» Written request
Produce an exact copy of all the records.

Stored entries
+--

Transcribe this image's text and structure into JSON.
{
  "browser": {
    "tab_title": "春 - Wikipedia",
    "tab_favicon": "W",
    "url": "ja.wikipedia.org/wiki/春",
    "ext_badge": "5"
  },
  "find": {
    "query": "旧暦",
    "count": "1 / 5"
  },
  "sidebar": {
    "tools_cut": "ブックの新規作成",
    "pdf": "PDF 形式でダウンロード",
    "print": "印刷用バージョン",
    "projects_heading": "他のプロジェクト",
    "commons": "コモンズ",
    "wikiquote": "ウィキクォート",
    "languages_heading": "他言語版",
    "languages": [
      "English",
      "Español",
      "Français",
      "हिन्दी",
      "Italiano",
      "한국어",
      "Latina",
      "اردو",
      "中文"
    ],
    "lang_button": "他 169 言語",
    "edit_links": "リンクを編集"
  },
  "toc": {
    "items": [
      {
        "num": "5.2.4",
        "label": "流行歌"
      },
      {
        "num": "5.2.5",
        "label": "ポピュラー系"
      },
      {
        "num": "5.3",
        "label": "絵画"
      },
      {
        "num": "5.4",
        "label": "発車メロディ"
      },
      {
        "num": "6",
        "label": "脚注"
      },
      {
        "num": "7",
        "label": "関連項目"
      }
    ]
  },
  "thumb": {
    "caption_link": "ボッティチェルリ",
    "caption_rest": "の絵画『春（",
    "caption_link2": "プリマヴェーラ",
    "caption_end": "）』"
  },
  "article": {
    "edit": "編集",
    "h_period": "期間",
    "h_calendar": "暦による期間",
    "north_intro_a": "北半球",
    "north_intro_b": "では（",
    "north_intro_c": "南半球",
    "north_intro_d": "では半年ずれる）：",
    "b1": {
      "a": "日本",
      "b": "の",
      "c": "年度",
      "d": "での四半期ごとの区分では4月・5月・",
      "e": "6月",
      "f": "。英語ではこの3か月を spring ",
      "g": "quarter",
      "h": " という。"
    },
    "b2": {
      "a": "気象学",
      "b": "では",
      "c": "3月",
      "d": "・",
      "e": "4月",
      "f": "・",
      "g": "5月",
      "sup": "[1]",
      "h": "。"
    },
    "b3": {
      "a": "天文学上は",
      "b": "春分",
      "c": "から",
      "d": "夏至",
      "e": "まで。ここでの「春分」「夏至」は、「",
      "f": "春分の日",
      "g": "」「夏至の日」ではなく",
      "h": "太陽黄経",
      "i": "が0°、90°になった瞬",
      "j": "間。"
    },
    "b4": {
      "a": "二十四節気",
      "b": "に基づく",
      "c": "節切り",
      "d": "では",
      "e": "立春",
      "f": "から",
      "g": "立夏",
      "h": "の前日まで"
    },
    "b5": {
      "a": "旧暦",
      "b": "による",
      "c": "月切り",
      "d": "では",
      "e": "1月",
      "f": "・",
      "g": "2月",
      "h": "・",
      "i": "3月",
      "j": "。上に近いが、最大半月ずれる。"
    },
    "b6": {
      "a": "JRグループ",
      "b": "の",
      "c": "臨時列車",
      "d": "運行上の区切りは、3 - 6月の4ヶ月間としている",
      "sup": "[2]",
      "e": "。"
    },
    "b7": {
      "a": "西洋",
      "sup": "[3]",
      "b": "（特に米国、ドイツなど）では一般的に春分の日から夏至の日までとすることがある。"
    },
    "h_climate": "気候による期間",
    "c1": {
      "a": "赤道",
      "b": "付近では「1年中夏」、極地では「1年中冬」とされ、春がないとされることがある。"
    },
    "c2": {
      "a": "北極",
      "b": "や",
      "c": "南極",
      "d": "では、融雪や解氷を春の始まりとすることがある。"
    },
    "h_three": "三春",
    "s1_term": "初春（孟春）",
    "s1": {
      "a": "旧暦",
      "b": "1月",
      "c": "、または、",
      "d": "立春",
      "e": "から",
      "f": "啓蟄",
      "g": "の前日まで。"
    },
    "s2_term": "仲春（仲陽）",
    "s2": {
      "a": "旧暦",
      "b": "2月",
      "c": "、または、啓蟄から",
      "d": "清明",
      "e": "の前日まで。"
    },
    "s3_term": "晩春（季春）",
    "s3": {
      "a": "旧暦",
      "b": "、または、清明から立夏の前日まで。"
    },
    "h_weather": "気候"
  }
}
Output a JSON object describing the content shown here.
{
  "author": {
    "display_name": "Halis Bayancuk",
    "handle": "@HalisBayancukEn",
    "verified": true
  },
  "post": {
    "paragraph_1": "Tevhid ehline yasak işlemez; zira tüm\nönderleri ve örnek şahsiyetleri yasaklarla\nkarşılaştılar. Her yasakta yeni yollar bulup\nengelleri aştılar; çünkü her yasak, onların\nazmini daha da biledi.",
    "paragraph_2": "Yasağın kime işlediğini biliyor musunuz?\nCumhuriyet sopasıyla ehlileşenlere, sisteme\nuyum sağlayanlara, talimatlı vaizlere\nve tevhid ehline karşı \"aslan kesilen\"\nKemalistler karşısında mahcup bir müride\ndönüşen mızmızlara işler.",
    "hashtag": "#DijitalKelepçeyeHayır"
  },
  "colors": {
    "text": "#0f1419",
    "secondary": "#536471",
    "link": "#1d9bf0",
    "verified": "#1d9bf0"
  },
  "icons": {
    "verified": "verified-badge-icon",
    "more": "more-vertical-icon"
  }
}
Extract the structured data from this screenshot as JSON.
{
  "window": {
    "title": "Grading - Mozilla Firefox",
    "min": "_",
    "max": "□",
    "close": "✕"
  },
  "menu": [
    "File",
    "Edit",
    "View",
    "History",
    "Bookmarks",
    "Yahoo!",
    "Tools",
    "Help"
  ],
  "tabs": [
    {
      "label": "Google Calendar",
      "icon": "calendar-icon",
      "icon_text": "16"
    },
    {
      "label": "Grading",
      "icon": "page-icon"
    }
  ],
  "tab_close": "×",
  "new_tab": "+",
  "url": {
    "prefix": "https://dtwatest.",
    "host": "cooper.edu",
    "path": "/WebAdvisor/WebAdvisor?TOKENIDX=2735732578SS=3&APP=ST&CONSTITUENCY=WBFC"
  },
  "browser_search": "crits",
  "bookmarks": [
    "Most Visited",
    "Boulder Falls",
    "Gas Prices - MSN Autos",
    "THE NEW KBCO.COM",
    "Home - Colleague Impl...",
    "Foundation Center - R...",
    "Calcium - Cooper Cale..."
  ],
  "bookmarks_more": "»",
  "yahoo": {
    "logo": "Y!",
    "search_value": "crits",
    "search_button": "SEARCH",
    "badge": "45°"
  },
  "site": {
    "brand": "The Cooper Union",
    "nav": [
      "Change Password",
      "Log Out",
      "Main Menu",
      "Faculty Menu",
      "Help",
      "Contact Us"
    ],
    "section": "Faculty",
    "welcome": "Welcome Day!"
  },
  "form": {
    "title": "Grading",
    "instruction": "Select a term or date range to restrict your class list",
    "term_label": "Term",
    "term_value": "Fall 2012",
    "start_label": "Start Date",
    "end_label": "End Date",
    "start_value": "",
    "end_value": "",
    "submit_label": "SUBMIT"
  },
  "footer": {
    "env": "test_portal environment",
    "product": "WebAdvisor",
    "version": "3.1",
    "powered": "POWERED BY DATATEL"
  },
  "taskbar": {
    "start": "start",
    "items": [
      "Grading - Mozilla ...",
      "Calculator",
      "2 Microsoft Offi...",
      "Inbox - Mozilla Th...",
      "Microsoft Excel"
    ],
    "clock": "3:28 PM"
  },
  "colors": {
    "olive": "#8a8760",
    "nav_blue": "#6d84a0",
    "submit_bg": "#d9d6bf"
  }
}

+--

» Output
Transcribe this image's text and structure into JSON.
{
  "browser": {
    "tab_title": "春 - Wikipedia",
    "tab_favicon": "W",
    "url": "ja.wikipedia.org/wiki/春",
    "ext_badge": "5"
  },
  "find": {
    "query": "旧暦",
    "count": "1 / 5"
  },
  "sidebar": {
    "tools_cut": "ブックの新規作成",
    "pdf": "PDF 形式でダウンロード",
    "print": "印刷用バージョン",
    "projects_heading": "他のプロジェクト",
    "commons": "コモンズ",
    "wikiquote": "ウィキクォート",
    "languages_heading": "他言語版",
    "languages": [
      "English",
      "Español",
      "Français",
      "हिन्दी",
      "Italiano",
      "한국어",
      "Latina",
      "اردو",
      "中文"
    ],
    "lang_button": "他 169 言語",
    "edit_links": "リンクを編集"
  },
  "toc": {
    "items": [
      {
        "num": "5.2.4",
        "label": "流行歌"
      },
      {
        "num": "5.2.5",
        "label": "ポピュラー系"
      },
      {
        "num": "5.3",
        "label": "絵画"
      },
      {
        "num": "5.4",
        "label": "発車メロディ"
      },
      {
        "num": "6",
        "label": "脚注"
      },
      {
        "num": "7",
        "label": "関連項目"
      }
    ]
  },
  "thumb": {
    "caption_link": "ボッティチェルリ",
    "caption_rest": "の絵画『春（",
    "caption_link2": "プリマヴェーラ",
    "caption_end": "）』"
  },
  "article": {
    "edit": "編集",
    "h_period": "期間",
    "h_calendar": "暦による期間",
    "north_intro_a": "北半球",
    "north_intro_b": "では（",
    "north_intro_c": "南半球",
    "north_intro_d": "では半年ずれる）：",
    "b1": {
      "a": "日本",
      "b": "の",
      "c": "年度",
      "d": "での四半期ごとの区分では4月・5月・",
      "e": "6月",
      "f": "。英語ではこの3か月を spring ",
      "g": "quarter",
      "h": " という。"
    },
    "b2": {
      "a": "気象学",
      "b": "では",
      "c": "3月",
      "d": "・",
      "e": "4月",
      "f": "・",
      "g": "5月",
      "sup": "[1]",
      "h": "。"
    },
    "b3": {
      "a": "天文学上は",
      "b": "春分",
      "c": "から",
      "d": "夏至",
      "e": "まで。ここでの「春分」「夏至」は、「",
      "f": "春分の日",
      "g": "」「夏至の日」ではなく",
      "h": "太陽黄経",
      "i": "が0°、90°になった瞬",
      "j": "間。"
    },
    "b4": {
      "a": "二十四節気",
      "b": "に基づく",
      "c": "節切り",
      "d": "では",
      "e": "立春",
      "f": "から",
      "g": "立夏",
      "h": "の前日まで"
    },
    "b5": {
      "a": "旧暦",
      "b": "による",
      "c": "月切り",
      "d": "では",
      "e": "1月",
      "f": "・",
      "g": "2月",
      "h": "・",
      "i": "3月",
      "j": "。上に近いが、最大半月ずれる。"
    },
    "b6": {
      "a": "JRグループ",
      "b": "の",
      "c": "臨時列車",
      "d": "運行上の区切りは、3 - 6月の4ヶ月間としている",
      "sup": "[2]",
      "e": "。"
    },
    "b7": {
      "a": "西洋",
      "sup": "[3]",
      "b": "（特に米国、ドイツなど）では一般的に春分の日から夏至の日までとすることがある。"
    },
    "h_climate": "気候による期間",
    "c1": {
      "a": "赤道",
      "b": "付近では「1年中夏」、極地では「1年中冬」とされ、春がないとされることがある。"
    },
    "c2": {
      "a": "北極",
      "b": "や",
      "c": "南極",
      "d": "では、融雪や解氷を春の始まりとすることがある。"
    },
    "h_three": "三春",
    "s1_term": "初春（孟春）",
    "s1": {
      "a": "旧暦",
      "b": "1月",
      "c": "、または、",
      "d": "立春",
      "e": "から",
      "f": "啓蟄",
      "g": "の前日まで。"
    },
    "s2_term": "仲春（仲陽）",
    "s2": {
      "a": "旧暦",
      "b": "2月",
      "c": "、または、啓蟄から",
      "d": "清明",
      "e": "の前日まで。"
    },
    "s3_term": "晩春（季春）",
    "s3": {
      "a": "旧暦",
      "b": "、または、清明から立夏の前日まで。"
    },
    "h_weather": "気候"
  }
}
Output a JSON object describing the content shown here.
{
  "author": {
    "display_name": "Halis Bayancuk",
    "handle": "@HalisBayancukEn",
    "verified": true
  },
  "post": {
    "paragraph_1": "Tevhid ehline yasak işlemez; zira tüm\nönderleri ve örnek şahsiyetleri yasaklarla\nkarşılaştılar. Her yasakta yeni yollar bulup\nengelleri aştılar; çünkü her yasak, onların\nazmini daha da biledi.",
    "paragraph_2": "Yasağın kime işlediğini biliyor musunuz?\nCumhuriyet sopasıyla ehlileşenlere, sisteme\nuyum sağlayanlara, talimatlı vaizlere\nve tevhid ehline karşı \"aslan kesilen\"\nKemalistler karşısında mahcup bir müride\ndönüşen mızmızlara işler.",
    "hashtag": "#DijitalKelepçeyeHayır"
  },
  "colors": {
    "text": "#0f1419",
    "secondary": "#536471",
    "link": "#1d9bf0",
    "verified": "#1d9bf0"
  },
  "icons": {
    "verified": "verified-badge-icon",
    "more": "more-vertical-icon"
  }
}
Extract the structured data from this screenshot as JSON.
{
  "window": {
    "title": "Grading - Mozilla Firefox",
    "min": "_",
    "max": "□",
    "close": "✕"
  },
  "menu": [
    "File",
    "Edit",
    "View",
    "History",
    "Bookmarks",
    "Yahoo!",
    "Tools",
    "Help"
  ],
  "tabs": [
    {
      "label": "Google Calendar",
      "icon": "calendar-icon",
      "icon_text": "16"
    },
    {
      "label": "Grading",
      "icon": "page-icon"
    }
  ],
  "tab_close": "×",
  "new_tab": "+",
  "url": {
    "prefix": "https://dtwatest.",
    "host": "cooper.edu",
    "path": "/WebAdvisor/WebAdvisor?TOKENIDX=2735732578SS=3&APP=ST&CONSTITUENCY=WBFC"
  },
  "browser_search": "crits",
  "bookmarks": [
    "Most Visited",
    "Boulder Falls",
    "Gas Prices - MSN Autos",
    "THE NEW KBCO.COM",
    "Home - Colleague Impl...",
    "Foundation Center - R...",
    "Calcium - Cooper Cale..."
  ],
  "bookmarks_more": "»",
  "yahoo": {
    "logo": "Y!",
    "search_value": "crits",
    "search_button": "SEARCH",
    "badge": "45°"
  },
  "site": {
    "brand": "The Cooper Union",
    "nav": [
      "Change Password",
      "Log Out",
      "Main Menu",
      "Faculty Menu",
      "Help",
      "Contact Us"
    ],
    "section": "Faculty",
    "welcome": "Welcome Day!"
  },
  "form": {
    "title": "Grading",
    "instruction": "Select a term or date range to restrict your class list",
    "term_label": "Term",
    "term_value": "Fall 2012",
    "start_label": "Start Date",
    "end_label": "End Date",
    "start_value": "",
    "end_value": "",
    "submit_label": "SUBMIT"
  },
  "footer": {
    "env": "test_portal environment",
    "product": "WebAdvisor",
    "version": "3.1",
    "powered": "POWERED BY DATATEL"
  },
  "taskbar": {
    "start": "start",
    "items": [
      "Grading - Mozilla ...",
      "Calculator",
      "2 Microsoft Offi...",
      "Inbox - Mozilla Th...",
      "Microsoft Excel"
    ],
    "clock": "3:28 PM"
  },
  "colors": {
    "olive": "#8a8760",
    "nav_blue": "#6d84a0",
    "submit_bg": "#d9d6bf"
  }
}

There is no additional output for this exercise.